* [Stated problem]:
Select from the records below every line that has the word "Хвала" in it.

···

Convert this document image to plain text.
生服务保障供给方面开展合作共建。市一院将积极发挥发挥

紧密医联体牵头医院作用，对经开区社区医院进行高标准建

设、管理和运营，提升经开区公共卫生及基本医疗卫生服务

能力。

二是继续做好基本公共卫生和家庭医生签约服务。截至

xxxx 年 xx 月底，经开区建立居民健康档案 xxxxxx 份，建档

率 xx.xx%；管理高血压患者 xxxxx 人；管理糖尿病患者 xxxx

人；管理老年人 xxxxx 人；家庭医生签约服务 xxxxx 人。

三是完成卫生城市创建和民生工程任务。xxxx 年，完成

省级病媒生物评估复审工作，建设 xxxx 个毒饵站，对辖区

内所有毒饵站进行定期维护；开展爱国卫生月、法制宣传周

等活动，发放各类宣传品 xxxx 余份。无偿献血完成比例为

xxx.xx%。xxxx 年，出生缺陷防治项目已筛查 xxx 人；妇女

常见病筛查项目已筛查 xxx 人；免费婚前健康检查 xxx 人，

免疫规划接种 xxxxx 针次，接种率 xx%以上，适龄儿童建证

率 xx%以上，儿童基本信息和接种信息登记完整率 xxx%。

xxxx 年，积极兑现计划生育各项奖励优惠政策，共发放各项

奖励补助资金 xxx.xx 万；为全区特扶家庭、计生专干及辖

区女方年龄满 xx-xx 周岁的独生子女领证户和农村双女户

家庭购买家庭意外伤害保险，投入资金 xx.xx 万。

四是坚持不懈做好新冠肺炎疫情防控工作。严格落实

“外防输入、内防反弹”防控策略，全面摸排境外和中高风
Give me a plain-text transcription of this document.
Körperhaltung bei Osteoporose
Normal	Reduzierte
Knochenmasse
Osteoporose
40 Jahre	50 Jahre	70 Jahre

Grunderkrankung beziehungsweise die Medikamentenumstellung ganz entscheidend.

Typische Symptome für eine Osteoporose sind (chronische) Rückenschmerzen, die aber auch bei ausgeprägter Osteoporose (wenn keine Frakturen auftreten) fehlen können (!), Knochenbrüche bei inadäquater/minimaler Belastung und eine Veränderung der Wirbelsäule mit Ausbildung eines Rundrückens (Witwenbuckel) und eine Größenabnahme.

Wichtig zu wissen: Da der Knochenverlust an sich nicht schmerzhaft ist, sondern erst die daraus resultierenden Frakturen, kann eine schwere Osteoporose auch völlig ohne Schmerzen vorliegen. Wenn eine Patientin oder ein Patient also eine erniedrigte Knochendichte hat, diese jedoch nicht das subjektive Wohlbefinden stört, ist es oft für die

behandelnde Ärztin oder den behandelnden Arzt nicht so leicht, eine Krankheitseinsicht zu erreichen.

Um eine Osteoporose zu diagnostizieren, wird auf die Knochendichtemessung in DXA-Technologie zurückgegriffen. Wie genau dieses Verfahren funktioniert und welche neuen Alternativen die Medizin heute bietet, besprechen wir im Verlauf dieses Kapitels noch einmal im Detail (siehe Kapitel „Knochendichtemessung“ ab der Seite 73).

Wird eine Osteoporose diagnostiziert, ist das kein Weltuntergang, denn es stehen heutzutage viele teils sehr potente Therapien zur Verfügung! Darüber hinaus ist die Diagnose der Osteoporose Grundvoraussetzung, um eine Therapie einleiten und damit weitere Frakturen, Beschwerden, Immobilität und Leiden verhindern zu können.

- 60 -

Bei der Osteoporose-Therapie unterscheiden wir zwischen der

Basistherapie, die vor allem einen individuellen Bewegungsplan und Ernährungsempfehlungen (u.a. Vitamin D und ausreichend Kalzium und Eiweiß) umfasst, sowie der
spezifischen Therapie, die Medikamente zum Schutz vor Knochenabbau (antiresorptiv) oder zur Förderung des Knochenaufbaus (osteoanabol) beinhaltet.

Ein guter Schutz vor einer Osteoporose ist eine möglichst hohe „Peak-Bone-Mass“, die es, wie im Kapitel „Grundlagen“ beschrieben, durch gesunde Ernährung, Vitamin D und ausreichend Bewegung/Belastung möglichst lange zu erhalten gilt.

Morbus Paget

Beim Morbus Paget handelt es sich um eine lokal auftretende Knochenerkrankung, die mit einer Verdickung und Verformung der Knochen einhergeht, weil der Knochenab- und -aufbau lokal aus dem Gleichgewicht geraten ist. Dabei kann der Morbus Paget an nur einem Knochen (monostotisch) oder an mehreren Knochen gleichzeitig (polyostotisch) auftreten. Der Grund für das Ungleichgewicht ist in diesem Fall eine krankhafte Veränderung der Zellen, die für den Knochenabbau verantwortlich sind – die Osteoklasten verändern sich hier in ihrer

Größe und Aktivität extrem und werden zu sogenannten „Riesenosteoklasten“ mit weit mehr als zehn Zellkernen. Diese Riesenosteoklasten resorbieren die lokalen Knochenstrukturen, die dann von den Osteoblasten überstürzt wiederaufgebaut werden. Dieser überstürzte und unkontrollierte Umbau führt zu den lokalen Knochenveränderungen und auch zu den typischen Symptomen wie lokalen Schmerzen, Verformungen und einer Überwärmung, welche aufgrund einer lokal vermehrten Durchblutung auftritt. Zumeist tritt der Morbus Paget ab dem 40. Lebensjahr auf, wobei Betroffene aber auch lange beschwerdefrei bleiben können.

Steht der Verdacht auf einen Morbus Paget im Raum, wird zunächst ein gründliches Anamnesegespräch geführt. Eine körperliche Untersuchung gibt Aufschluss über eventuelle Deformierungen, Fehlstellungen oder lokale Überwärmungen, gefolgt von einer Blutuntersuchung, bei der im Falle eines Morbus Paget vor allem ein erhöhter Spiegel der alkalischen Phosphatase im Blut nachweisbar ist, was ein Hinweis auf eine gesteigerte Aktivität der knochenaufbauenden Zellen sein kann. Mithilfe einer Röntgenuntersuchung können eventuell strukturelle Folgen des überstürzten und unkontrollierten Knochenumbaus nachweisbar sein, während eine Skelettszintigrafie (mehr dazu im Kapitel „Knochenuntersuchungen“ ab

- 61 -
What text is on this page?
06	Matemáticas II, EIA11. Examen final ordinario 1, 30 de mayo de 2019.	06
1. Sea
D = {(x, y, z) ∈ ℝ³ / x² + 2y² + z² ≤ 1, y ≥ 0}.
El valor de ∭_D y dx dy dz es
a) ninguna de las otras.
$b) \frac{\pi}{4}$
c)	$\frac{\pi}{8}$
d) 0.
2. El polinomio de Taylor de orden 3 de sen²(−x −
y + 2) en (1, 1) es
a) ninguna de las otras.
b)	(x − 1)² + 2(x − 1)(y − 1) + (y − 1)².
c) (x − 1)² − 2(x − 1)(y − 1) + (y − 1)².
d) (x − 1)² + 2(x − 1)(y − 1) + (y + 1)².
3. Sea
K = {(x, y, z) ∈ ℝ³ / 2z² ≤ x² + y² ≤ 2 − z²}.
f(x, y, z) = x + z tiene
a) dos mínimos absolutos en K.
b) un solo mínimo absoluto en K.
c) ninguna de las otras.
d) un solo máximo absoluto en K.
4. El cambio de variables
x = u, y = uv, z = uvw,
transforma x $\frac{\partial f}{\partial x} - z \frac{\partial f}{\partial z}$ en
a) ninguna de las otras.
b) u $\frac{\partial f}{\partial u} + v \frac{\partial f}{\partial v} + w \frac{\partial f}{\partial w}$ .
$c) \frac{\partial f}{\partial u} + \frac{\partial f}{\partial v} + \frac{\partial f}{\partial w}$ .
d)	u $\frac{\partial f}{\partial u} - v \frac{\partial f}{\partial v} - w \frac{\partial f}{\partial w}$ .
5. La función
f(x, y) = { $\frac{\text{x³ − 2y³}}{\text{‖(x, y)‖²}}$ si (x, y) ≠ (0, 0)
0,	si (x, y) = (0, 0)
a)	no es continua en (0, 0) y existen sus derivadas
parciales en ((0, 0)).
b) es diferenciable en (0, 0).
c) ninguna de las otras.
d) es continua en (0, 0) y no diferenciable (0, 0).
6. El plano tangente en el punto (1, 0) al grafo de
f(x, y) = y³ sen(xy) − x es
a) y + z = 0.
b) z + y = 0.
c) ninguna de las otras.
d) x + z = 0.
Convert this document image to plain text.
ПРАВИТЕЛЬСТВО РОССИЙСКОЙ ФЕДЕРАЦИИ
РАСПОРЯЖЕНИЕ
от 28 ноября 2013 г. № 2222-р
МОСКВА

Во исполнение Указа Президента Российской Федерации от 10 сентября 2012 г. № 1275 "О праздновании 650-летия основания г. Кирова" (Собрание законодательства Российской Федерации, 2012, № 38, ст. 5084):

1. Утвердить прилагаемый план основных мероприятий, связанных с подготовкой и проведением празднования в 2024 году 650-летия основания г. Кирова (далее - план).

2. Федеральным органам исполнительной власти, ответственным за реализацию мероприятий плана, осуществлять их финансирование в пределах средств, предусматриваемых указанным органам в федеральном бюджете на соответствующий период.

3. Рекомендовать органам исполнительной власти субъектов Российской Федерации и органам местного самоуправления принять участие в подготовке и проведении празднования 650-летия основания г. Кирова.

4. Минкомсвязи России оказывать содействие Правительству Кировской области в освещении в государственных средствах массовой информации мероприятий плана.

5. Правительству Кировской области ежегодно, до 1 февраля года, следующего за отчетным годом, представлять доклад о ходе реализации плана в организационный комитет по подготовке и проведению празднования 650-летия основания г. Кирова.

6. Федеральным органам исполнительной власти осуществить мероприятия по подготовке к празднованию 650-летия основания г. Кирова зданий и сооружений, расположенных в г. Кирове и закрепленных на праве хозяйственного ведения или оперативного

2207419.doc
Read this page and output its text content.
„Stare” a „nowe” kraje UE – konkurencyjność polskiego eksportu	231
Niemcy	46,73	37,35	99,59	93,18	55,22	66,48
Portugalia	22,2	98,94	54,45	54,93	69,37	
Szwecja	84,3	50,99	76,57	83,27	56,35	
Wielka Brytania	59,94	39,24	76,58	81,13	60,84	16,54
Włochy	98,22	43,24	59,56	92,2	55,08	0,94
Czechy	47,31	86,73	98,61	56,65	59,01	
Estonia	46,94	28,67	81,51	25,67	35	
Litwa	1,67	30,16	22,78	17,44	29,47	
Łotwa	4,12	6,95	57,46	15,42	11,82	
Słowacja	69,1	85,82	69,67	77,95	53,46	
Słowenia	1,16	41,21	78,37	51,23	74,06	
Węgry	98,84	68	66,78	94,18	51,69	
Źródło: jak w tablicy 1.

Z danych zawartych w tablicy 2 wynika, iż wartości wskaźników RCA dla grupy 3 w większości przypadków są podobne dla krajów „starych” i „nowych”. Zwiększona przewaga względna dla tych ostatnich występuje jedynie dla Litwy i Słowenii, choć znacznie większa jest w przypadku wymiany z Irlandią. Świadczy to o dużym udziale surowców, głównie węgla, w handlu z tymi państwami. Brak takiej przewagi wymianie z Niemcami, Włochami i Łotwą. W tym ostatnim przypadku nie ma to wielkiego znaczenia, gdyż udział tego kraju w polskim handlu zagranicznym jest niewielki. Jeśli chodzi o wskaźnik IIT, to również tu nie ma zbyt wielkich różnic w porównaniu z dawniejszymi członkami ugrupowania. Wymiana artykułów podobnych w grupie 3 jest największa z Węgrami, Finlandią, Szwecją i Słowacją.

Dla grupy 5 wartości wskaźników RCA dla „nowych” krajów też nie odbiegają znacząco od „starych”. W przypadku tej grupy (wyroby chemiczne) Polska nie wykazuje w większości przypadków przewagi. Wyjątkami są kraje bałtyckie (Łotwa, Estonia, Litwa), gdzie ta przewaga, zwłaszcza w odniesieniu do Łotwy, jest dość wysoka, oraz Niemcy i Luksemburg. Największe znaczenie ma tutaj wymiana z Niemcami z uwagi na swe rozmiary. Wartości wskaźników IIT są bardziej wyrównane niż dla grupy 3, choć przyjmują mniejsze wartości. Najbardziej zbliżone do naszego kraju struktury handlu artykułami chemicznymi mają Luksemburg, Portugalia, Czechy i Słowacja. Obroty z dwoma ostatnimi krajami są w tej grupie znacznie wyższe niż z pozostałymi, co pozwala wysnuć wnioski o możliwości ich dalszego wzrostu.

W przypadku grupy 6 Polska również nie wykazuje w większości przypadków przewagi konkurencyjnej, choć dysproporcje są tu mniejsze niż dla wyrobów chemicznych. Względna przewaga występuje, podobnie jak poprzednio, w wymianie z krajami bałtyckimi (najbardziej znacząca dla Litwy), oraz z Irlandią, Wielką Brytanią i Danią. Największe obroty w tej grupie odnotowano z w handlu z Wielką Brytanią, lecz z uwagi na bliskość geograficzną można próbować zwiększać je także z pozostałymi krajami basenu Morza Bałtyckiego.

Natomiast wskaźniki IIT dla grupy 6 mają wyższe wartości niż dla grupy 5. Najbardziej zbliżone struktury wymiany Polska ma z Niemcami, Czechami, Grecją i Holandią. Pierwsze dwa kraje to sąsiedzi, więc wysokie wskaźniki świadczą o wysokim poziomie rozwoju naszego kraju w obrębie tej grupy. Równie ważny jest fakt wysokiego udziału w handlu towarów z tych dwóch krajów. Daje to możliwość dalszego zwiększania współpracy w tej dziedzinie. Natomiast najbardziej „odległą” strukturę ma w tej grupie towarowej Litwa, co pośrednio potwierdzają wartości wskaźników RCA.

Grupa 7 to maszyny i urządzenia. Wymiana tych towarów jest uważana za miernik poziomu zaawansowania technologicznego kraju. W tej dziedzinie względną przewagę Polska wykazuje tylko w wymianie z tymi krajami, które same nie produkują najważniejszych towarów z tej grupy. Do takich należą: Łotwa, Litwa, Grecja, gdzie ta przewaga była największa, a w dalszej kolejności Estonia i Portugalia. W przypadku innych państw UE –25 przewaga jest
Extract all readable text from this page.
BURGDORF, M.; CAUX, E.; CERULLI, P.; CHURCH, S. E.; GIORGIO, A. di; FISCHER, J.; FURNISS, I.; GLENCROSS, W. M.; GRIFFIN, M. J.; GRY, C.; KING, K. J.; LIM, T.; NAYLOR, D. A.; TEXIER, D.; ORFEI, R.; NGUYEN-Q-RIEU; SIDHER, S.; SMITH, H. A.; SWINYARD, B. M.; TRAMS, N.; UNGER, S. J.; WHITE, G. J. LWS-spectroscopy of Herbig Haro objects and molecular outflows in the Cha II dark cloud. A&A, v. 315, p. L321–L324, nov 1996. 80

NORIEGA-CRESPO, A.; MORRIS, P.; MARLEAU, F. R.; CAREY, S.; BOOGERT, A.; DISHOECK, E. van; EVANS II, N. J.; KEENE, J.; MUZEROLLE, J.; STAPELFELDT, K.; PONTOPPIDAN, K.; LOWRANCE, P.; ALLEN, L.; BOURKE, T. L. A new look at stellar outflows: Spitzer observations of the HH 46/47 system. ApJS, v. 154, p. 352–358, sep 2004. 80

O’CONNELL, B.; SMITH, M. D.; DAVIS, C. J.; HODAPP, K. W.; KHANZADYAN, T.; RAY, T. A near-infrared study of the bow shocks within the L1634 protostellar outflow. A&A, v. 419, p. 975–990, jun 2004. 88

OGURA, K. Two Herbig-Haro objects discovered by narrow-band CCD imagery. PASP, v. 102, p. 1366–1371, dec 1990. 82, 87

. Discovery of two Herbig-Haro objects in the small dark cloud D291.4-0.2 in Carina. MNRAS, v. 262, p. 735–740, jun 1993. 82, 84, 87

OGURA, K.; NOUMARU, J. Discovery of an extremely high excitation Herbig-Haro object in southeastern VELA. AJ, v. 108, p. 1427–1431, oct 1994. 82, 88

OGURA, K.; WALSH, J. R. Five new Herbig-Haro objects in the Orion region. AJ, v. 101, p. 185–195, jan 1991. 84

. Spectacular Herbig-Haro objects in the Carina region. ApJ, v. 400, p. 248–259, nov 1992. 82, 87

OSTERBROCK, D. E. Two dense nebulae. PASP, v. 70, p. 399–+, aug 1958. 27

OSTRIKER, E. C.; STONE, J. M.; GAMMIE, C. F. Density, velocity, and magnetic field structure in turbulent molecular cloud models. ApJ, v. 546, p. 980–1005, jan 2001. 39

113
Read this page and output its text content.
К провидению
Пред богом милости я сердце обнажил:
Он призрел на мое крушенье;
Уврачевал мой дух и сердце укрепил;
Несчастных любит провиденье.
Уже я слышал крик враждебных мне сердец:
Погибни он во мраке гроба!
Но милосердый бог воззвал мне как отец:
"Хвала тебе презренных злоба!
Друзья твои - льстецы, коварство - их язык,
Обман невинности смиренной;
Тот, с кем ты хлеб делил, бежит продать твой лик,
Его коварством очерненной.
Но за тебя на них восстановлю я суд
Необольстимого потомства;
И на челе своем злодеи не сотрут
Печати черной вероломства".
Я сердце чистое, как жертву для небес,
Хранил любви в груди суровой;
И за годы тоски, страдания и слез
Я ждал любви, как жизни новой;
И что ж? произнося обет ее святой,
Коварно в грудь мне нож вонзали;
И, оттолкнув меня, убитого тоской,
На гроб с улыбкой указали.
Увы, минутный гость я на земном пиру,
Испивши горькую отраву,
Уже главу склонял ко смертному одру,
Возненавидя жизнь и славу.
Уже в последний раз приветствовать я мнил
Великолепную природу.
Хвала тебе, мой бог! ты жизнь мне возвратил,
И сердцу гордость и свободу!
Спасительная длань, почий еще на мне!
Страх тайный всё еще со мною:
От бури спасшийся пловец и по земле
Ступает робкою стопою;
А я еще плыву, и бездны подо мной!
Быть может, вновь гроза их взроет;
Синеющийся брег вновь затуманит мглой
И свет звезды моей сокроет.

···

* [Finished exercise]:
"Хвала тебе презренных злоба!
Хвала тебе, мой бог! ты жизнь мне возвратил,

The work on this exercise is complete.